*Work to be completed*.
Check each line of the material. Copy those containing "content".

*Input records*.

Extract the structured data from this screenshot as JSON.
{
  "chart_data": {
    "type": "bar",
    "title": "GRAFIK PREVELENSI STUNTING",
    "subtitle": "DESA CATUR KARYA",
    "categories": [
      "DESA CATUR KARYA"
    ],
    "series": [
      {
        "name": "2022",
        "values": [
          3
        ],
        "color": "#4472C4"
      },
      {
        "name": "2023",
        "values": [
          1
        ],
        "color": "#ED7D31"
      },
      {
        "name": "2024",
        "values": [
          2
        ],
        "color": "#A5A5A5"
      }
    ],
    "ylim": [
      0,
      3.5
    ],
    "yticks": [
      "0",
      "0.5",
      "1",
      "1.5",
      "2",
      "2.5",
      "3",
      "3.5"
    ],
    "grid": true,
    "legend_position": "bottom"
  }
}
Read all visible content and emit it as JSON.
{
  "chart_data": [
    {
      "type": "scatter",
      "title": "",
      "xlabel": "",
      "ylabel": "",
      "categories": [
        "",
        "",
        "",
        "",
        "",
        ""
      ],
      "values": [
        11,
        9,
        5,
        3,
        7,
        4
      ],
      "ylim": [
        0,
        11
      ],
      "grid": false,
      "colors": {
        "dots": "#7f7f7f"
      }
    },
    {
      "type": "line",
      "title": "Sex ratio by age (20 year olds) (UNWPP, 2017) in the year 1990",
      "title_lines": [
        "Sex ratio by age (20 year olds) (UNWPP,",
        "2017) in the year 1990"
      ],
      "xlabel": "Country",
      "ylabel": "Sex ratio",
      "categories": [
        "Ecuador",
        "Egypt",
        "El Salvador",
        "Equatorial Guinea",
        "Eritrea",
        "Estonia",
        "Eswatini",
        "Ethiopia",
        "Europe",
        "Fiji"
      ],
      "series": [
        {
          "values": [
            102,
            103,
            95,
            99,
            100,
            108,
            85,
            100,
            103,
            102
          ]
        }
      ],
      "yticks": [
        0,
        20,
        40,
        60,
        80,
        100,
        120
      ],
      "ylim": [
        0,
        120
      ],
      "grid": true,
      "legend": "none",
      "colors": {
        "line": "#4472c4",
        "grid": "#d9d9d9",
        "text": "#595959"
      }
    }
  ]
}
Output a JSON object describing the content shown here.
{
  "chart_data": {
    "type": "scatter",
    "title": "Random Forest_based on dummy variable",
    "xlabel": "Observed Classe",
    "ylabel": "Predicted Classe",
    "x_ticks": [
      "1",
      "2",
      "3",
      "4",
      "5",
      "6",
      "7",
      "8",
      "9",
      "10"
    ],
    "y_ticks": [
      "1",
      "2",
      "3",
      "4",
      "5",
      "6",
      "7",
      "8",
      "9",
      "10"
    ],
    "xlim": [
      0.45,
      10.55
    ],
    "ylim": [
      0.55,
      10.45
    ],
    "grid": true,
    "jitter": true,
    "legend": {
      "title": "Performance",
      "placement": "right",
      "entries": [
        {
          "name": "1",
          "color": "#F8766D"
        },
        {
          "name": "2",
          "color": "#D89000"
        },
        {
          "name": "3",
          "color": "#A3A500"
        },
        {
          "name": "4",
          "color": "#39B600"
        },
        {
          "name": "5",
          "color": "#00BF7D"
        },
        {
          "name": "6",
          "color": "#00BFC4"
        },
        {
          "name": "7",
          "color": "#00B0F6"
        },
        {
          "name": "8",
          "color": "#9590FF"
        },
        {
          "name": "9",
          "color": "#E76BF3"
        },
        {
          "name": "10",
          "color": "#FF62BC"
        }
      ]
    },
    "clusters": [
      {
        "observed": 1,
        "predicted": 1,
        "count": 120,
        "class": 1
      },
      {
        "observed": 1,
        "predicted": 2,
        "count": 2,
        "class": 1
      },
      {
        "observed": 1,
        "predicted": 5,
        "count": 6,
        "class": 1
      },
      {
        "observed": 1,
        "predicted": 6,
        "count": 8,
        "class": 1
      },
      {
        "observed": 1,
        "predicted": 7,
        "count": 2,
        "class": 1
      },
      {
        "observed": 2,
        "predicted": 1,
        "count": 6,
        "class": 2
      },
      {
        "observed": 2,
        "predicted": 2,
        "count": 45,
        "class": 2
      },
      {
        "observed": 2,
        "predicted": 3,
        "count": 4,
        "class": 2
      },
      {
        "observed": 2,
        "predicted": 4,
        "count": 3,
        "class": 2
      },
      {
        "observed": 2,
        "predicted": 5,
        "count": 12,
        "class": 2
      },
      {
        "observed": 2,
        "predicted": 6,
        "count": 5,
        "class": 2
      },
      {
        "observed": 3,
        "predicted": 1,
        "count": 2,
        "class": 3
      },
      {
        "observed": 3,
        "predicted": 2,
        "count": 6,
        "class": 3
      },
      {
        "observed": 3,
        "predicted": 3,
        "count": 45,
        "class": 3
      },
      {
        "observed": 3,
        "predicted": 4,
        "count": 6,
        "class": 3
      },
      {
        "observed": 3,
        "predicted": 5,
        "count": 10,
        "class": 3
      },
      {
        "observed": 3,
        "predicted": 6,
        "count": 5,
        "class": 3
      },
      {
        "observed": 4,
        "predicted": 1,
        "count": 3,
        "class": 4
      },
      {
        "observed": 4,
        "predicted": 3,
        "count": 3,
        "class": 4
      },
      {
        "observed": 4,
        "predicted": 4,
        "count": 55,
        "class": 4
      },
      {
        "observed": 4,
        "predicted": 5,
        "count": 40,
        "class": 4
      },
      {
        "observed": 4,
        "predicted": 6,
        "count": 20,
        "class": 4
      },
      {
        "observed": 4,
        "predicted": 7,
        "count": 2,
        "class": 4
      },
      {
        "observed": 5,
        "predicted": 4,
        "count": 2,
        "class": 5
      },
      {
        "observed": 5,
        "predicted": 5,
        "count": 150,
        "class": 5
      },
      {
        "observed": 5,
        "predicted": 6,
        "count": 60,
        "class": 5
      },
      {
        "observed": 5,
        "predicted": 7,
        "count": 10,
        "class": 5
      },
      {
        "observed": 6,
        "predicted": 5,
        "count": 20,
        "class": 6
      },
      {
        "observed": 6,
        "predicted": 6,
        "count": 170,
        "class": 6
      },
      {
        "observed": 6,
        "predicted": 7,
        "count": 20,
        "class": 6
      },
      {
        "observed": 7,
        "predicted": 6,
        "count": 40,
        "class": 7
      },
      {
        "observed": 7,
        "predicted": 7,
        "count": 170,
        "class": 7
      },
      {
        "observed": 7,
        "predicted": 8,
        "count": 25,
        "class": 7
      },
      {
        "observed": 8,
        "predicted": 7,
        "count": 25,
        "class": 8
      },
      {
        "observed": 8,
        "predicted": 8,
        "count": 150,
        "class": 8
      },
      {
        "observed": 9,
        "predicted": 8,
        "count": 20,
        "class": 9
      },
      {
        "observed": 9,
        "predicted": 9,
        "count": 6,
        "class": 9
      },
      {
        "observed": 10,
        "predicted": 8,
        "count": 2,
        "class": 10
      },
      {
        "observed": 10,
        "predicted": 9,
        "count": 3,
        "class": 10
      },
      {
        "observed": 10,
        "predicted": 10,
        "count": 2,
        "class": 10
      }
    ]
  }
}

*Task response*.
Read all visible content and emit it as JSON.
Output a JSON object describing the content shown here.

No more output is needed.